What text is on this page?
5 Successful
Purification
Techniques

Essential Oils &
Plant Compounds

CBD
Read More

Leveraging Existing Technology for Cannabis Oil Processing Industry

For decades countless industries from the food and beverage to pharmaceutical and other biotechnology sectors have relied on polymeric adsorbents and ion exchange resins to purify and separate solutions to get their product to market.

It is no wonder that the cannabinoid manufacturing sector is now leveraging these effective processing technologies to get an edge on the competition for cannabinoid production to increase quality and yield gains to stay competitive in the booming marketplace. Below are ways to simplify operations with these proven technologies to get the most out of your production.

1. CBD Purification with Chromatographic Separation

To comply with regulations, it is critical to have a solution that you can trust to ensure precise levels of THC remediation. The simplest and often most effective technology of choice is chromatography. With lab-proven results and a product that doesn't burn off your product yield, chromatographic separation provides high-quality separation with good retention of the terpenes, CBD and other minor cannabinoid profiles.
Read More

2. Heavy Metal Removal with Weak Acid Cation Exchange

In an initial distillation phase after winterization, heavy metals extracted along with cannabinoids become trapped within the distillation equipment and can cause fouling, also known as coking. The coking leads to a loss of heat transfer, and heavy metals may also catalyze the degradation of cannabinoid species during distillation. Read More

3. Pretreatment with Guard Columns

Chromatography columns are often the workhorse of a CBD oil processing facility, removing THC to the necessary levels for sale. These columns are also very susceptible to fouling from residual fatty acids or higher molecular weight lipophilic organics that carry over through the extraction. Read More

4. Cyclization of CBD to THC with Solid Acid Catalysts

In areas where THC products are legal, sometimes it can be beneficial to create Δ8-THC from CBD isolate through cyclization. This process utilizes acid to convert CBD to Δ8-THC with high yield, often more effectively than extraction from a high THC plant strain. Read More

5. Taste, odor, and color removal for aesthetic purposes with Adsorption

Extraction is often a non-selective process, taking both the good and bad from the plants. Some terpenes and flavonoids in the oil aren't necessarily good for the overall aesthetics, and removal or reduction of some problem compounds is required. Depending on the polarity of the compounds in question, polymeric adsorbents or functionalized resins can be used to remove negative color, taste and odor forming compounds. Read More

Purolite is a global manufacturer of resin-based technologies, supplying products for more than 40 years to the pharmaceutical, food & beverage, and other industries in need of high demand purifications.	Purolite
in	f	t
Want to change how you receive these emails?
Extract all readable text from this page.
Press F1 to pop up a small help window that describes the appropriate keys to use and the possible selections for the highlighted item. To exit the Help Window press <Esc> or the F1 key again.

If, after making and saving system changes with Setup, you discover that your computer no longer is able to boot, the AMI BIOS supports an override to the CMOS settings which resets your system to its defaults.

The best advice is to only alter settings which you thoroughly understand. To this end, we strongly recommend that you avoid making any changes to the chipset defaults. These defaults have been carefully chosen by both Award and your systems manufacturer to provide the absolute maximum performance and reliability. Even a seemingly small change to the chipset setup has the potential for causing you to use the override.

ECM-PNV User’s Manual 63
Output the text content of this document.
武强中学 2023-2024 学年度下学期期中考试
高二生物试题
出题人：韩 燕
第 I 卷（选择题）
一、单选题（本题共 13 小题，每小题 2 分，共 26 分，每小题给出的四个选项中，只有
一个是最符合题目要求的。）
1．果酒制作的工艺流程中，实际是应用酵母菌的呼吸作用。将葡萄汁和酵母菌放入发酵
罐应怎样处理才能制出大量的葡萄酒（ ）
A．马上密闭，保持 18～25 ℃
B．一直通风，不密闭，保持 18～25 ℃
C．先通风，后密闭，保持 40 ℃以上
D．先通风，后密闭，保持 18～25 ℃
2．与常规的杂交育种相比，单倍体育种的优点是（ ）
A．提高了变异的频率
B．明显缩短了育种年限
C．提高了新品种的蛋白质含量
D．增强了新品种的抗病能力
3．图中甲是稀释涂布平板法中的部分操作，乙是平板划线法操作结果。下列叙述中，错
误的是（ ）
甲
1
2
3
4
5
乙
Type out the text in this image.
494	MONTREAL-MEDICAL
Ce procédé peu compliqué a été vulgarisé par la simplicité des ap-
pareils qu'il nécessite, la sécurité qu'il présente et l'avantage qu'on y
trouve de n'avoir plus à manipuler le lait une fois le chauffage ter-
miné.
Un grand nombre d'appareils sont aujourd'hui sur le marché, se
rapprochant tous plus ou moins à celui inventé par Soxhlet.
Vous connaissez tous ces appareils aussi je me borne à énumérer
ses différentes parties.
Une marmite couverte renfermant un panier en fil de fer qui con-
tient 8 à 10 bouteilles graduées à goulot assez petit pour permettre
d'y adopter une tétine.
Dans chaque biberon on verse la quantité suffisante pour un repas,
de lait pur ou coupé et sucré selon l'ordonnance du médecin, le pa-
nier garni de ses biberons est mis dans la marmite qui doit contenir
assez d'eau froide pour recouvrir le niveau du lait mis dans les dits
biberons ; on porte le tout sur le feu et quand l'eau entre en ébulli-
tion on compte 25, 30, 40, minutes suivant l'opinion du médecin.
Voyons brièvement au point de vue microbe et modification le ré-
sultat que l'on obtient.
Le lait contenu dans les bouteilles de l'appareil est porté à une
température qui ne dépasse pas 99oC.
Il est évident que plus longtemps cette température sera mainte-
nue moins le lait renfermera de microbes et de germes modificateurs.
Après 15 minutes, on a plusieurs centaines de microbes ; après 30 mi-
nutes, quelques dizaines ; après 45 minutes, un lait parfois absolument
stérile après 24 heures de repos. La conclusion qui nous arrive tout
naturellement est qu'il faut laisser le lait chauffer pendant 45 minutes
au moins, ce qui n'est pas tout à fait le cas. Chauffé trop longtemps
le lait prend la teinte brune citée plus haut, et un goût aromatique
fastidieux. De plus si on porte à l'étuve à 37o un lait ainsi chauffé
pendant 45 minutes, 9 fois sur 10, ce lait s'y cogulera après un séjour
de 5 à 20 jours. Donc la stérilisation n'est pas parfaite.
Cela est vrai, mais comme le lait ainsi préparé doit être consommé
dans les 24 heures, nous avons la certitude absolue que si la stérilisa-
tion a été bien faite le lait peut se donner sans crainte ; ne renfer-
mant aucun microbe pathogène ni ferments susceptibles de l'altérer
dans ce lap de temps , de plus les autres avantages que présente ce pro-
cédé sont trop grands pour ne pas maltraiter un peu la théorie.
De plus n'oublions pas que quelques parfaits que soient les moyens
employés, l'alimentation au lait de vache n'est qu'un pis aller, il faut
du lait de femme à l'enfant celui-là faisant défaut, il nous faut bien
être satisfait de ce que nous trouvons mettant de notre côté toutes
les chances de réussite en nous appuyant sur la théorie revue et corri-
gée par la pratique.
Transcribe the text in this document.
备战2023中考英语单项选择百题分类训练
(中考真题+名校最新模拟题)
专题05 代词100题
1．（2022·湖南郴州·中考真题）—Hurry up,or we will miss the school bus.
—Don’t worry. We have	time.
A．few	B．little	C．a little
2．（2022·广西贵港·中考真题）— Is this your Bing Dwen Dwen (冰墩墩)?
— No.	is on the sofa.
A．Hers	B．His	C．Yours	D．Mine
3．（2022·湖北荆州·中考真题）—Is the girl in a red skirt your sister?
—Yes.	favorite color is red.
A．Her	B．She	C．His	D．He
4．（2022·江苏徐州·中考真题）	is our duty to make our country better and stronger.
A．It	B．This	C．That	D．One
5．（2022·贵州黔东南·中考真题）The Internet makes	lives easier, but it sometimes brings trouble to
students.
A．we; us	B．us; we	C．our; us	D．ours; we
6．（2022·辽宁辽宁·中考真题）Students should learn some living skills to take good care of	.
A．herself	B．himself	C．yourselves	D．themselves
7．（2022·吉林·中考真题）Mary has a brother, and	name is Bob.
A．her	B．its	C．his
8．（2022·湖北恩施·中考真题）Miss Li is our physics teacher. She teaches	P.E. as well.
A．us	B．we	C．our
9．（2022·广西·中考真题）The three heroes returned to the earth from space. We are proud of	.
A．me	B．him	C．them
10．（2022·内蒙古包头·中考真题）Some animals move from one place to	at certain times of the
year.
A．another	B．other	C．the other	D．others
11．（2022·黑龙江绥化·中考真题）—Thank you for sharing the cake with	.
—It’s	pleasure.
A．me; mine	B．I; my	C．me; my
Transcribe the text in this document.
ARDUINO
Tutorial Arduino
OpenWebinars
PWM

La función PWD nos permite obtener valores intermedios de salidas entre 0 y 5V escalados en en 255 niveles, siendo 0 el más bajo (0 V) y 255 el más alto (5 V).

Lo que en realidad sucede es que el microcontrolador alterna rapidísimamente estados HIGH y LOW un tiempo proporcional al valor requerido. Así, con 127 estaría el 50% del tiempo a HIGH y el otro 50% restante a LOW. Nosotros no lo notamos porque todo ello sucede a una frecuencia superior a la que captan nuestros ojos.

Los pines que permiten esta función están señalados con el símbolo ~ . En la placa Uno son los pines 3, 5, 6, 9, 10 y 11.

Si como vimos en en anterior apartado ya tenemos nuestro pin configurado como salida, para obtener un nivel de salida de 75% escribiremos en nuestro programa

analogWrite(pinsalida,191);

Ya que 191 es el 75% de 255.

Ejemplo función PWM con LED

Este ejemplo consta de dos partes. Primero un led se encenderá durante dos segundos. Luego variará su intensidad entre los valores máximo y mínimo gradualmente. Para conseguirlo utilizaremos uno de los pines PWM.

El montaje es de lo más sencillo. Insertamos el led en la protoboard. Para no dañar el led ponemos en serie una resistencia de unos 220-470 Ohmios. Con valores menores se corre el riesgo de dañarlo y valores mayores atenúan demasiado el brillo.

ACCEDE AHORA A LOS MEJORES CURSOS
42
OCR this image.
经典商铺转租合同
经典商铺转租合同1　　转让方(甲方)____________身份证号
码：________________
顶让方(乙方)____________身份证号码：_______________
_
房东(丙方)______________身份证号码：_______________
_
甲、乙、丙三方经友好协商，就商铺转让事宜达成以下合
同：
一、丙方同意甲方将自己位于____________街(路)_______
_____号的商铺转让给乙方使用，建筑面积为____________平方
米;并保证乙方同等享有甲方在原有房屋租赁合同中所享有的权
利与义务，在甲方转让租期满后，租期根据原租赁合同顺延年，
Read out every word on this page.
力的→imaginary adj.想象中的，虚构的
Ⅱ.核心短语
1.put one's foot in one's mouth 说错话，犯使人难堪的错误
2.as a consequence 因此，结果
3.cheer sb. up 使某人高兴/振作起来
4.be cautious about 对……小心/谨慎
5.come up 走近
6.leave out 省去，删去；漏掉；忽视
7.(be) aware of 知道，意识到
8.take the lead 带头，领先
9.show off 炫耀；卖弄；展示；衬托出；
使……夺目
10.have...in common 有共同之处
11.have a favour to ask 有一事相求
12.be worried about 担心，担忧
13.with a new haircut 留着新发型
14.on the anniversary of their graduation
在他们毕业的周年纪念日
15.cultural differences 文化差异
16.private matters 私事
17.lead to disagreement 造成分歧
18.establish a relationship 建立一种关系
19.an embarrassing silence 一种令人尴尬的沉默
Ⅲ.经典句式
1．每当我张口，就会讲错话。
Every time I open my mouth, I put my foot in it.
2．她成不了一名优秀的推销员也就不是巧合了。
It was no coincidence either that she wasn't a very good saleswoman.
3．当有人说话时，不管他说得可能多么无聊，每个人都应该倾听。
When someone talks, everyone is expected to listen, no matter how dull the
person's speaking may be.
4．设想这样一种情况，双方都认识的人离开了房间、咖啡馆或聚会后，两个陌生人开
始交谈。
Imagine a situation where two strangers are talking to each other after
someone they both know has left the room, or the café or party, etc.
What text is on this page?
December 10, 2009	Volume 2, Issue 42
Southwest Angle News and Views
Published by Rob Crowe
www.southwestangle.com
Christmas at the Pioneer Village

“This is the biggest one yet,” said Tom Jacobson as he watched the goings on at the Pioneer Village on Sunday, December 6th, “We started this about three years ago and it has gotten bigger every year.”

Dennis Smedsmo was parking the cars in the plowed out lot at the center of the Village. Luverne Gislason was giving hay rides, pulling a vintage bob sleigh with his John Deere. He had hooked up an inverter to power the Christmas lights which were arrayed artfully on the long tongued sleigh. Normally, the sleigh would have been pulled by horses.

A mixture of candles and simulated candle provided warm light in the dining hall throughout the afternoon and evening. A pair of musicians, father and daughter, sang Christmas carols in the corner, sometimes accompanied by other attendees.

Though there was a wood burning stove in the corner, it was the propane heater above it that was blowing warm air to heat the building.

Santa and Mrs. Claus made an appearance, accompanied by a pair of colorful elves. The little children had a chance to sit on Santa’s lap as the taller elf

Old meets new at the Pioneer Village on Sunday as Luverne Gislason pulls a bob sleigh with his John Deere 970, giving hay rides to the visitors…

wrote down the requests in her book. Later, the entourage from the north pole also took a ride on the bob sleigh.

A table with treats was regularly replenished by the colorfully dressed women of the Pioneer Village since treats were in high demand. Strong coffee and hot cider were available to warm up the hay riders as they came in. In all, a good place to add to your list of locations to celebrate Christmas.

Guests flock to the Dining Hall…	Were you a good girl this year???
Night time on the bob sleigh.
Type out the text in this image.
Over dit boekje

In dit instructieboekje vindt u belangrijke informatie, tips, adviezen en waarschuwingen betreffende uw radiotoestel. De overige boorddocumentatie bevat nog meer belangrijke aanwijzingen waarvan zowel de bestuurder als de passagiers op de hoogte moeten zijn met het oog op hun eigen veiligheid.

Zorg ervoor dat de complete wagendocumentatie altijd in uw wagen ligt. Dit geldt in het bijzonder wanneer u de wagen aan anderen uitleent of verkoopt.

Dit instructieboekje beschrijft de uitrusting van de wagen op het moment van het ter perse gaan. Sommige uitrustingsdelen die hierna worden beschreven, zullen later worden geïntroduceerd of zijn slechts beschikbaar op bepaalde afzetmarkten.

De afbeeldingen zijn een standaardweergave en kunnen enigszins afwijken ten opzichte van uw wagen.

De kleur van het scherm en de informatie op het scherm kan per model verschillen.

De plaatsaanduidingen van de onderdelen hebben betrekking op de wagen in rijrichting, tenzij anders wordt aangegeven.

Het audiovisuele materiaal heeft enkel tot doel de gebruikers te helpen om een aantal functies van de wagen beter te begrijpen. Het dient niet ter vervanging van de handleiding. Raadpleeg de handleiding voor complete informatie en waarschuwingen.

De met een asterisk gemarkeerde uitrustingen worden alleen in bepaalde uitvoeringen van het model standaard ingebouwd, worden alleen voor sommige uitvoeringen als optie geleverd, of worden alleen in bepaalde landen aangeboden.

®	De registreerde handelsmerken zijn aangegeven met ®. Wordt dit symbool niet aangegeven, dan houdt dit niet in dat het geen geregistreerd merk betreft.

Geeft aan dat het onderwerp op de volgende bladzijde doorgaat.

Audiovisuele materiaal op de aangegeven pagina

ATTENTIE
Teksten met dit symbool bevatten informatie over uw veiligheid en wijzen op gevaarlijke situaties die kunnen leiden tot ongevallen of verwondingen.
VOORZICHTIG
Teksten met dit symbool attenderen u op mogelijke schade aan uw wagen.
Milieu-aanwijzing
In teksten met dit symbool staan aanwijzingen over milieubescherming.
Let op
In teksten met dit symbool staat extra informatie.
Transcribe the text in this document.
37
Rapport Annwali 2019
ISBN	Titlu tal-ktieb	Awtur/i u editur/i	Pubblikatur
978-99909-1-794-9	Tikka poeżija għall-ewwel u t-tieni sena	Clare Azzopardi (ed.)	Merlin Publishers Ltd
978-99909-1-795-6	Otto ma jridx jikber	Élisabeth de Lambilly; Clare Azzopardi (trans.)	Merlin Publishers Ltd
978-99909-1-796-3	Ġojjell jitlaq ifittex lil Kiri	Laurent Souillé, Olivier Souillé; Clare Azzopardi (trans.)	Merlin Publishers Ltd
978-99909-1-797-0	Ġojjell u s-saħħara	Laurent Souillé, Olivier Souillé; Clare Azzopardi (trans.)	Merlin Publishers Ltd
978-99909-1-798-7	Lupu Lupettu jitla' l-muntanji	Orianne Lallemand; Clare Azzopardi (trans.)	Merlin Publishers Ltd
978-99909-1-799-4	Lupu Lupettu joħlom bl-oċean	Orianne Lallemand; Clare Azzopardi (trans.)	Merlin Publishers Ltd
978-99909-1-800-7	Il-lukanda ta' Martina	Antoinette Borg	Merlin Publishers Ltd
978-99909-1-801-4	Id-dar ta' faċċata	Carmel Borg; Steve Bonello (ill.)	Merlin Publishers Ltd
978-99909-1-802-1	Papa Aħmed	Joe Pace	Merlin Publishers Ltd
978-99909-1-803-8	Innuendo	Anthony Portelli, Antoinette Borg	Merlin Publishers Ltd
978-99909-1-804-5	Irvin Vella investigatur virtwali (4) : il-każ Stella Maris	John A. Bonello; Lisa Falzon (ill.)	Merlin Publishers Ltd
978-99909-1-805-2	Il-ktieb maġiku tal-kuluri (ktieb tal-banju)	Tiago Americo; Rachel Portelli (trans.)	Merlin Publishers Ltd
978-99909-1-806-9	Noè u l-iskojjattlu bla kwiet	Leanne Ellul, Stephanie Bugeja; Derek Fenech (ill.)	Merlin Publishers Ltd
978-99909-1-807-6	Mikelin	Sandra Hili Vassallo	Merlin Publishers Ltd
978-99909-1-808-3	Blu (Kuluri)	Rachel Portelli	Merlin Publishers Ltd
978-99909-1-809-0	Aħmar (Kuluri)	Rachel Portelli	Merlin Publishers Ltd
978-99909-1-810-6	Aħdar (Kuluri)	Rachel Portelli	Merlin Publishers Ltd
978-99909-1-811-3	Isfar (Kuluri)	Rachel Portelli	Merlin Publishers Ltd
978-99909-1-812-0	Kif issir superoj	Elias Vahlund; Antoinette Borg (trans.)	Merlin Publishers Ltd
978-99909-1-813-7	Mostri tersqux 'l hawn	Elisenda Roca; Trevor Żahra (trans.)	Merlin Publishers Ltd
----
Aim of the task - From the data above, gather every line that includes the word "Lupettu".

Written answer -
978-99909-1-798-7	Lupu Lupettu jitla' l-muntanji	Orianne Lallemand; Clare Azzopardi (trans.)	Merlin Publishers Ltd
978-99909-1-799-4	Lupu Lupettu joħlom bl-oċean	Orianne Lallemand; Clare Azzopardi (trans.)	Merlin Publishers Ltd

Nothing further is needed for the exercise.